__Short problem__: Repeat the records exactly. Every line must match.

__Record list__:
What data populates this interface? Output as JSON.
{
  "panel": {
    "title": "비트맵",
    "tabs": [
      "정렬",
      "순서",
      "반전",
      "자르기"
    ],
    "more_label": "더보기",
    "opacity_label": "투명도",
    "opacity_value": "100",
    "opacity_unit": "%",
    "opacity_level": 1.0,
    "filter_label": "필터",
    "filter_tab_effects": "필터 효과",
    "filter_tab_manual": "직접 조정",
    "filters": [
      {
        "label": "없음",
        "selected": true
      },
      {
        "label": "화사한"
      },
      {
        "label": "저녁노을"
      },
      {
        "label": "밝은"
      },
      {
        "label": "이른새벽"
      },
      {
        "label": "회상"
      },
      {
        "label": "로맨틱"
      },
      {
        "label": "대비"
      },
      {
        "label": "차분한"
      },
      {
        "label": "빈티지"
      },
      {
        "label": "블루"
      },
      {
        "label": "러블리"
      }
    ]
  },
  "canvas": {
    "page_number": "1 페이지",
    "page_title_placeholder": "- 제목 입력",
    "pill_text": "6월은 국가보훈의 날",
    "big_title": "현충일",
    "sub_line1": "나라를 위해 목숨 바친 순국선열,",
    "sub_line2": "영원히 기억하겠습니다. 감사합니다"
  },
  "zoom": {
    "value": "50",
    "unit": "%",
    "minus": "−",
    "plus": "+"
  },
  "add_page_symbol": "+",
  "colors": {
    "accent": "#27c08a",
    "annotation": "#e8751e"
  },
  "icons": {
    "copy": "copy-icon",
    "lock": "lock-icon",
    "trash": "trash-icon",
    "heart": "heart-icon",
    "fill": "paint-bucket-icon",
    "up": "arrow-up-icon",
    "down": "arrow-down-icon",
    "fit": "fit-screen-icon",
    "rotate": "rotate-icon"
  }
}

__Expected answer__:
What data populates this interface? Output as JSON.
{
  "panel": {
    "title": "비트맵",
    "tabs": [
      "정렬",
      "순서",
      "반전",
      "자르기"
    ],
    "more_label": "더보기",
    "opacity_label": "투명도",
    "opacity_value": "100",
    "opacity_unit": "%",
    "opacity_level": 1.0,
    "filter_label": "필터",
    "filter_tab_effects": "필터 효과",
    "filter_tab_manual": "직접 조정",
    "filters": [
      {
        "label": "없음",
        "selected": true
      },
      {
        "label": "화사한"
      },
      {
        "label": "저녁노을"
      },
      {
        "label": "밝은"
      },
      {
        "label": "이른새벽"
      },
      {
        "label": "회상"
      },
      {
        "label": "로맨틱"
      },
      {
        "label": "대비"
      },
      {
        "label": "차분한"
      },
      {
        "label": "빈티지"
      },
      {
        "label": "블루"
      },
      {
        "label": "러블리"
      }
    ]
  },
  "canvas": {
    "page_number": "1 페이지",
    "page_title_placeholder": "- 제목 입력",
    "pill_text": "6월은 국가보훈의 날",
    "big_title": "현충일",
    "sub_line1": "나라를 위해 목숨 바친 순국선열,",
    "sub_line2": "영원히 기억하겠습니다. 감사합니다"
  },
  "zoom": {
    "value": "50",
    "unit": "%",
    "minus": "−",
    "plus": "+"
  },
  "add_page_symbol": "+",
  "colors": {
    "accent": "#27c08a",
    "annotation": "#e8751e"
  },
  "icons": {
    "copy": "copy-icon",
    "lock": "lock-icon",
    "trash": "trash-icon",
    "heart": "heart-icon",
    "fill": "paint-bucket-icon",
    "up": "arrow-up-icon",
    "down": "arrow-down-icon",
    "fit": "fit-screen-icon",
    "rotate": "rotate-icon"
  }
}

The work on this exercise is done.